Write out every entry precisely as given, leaving the pictures out.

- _Data section_:
+-------+
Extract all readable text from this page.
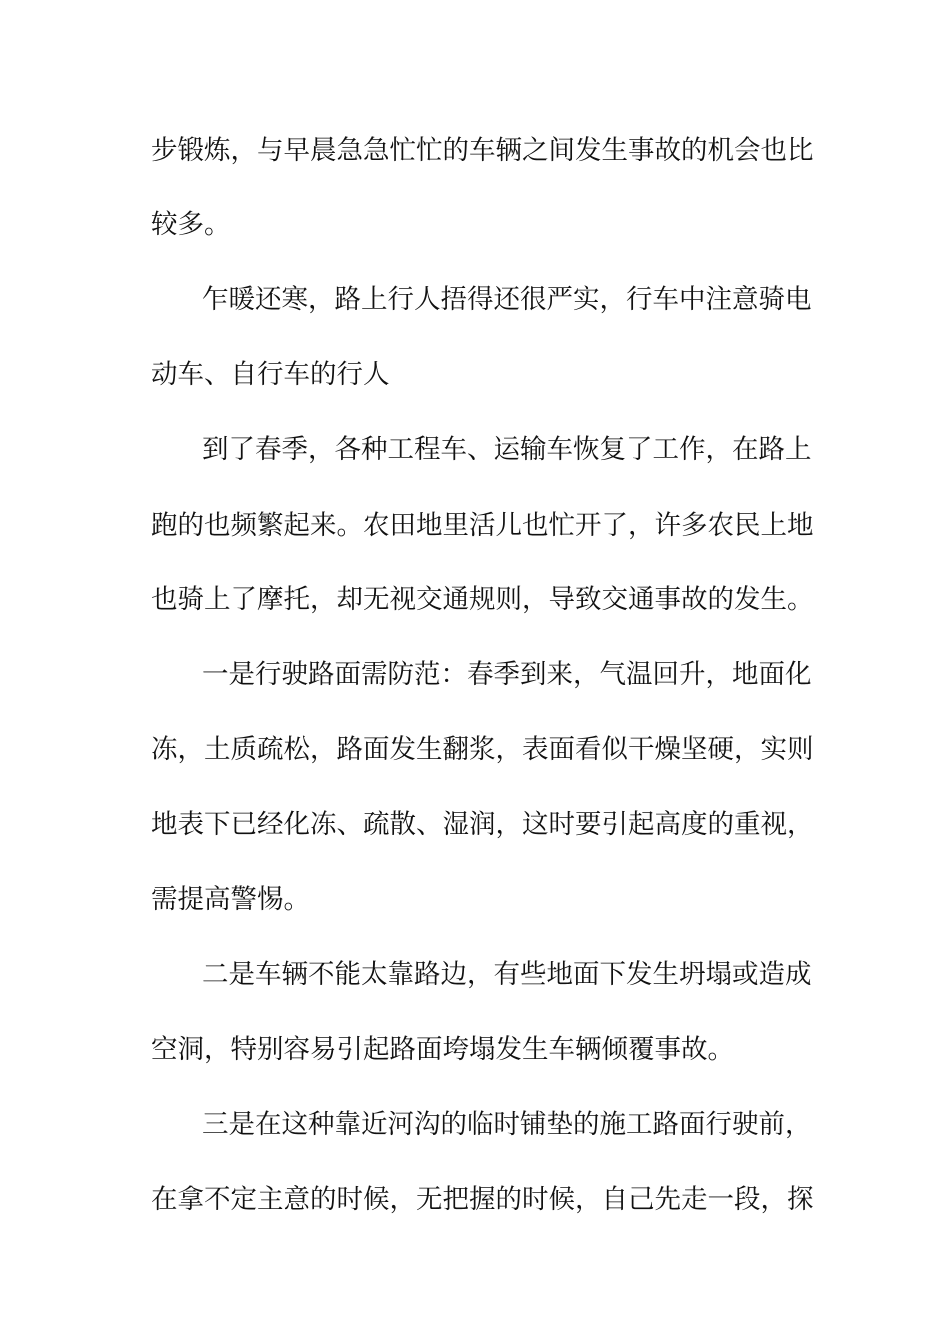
步锻炼，与早晨急急忙忙的车辆之间发生事故的机会也比
较多。
乍暖还寒，路上行人捂得还很严实，行车中注意骑电
动车、自行车的行人
到了春季，各种工程车、运输车恢复了工作，在路上
跑的也频繁起来。农田地里活儿也忙开了，许多农民上地
也骑上了摩托，却无视交通规则，导致交通事故的发生。
一是行驶路面需防范：春季到来，气温回升，地面化
冻，土质疏松，路面发生翻浆，表面看似干燥坚硬，实则
地表下已经化冻、疏散、湿润，这时要引起高度的重视，
需提高警惕。
二是车辆不能太靠路边，有些地面下发生坍塌或造成
空洞，特别容易引起路面垮塌发生车辆倾覆事故。
三是在这种靠近河沟的临时铺垫的施工路面行驶前，
在拿不定主意的时候，无把握的时候，自己先走一段，探
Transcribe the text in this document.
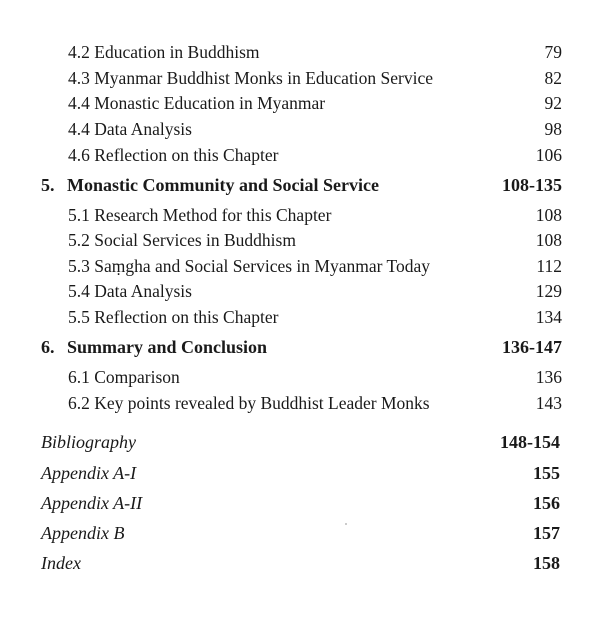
4.2 Education in Buddhism	79
4.3 Myanmar Buddhist Monks in Education Service	82
4.4 Monastic Education in Myanmar	92
4.4 Data Analysis	98
4.6 Reflection on this Chapter	106
5. Monastic Community and Social Service	108-135
5.1 Research Method for this Chapter	108
5.2 Social Services in Buddhism	108
5.3 Saṃgha and Social Services in Myanmar Today	112
5.4 Data Analysis	129
5.5 Reflection on this Chapter	134
6. Summary and Conclusion	136-147
6.1 Comparison	136
6.2 Key points revealed by Buddhist Leader Monks	143
Bibliography	148-154
Appendix A-I	155
Appendix A-II	156
Appendix B	157
Index	158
+-------+
- _Full response_:
Extract all readable text from this page.
步锻炼，与早晨急急忙忙的车辆之间发生事故的机会也比
较多。
乍暖还寒，路上行人捂得还很严实，行车中注意骑电
动车、自行车的行人
到了春季，各种工程车、运输车恢复了工作，在路上
跑的也频繁起来。农田地里活儿也忙开了，许多农民上地
也骑上了摩托，却无视交通规则，导致交通事故的发生。
一是行驶路面需防范：春季到来，气温回升，地面化
冻，土质疏松，路面发生翻浆，表面看似干燥坚硬，实则
地表下已经化冻、疏散、湿润，这时要引起高度的重视，
需提高警惕。
二是车辆不能太靠路边，有些地面下发生坍塌或造成
空洞，特别容易引起路面垮塌发生车辆倾覆事故。
三是在这种靠近河沟的临时铺垫的施工路面行驶前，
在拿不定主意的时候，无把握的时候，自己先走一段，探
Transcribe the text in this document.
4.2 Education in Buddhism	79
4.3 Myanmar Buddhist Monks in Education Service	82
4.4 Monastic Education in Myanmar	92
4.4 Data Analysis	98
4.6 Reflection on this Chapter	106
5. Monastic Community and Social Service	108-135
5.1 Research Method for this Chapter	108
5.2 Social Services in Buddhism	108
5.3 Saṃgha and Social Services in Myanmar Today	112
5.4 Data Analysis	129
5.5 Reflection on this Chapter	134
6. Summary and Conclusion	136-147
6.1 Comparison	136
6.2 Key points revealed by Buddhist Leader Monks	143
Bibliography	148-154
Appendix A-I	155
Appendix A-II	156
Appendix B	157
Index	158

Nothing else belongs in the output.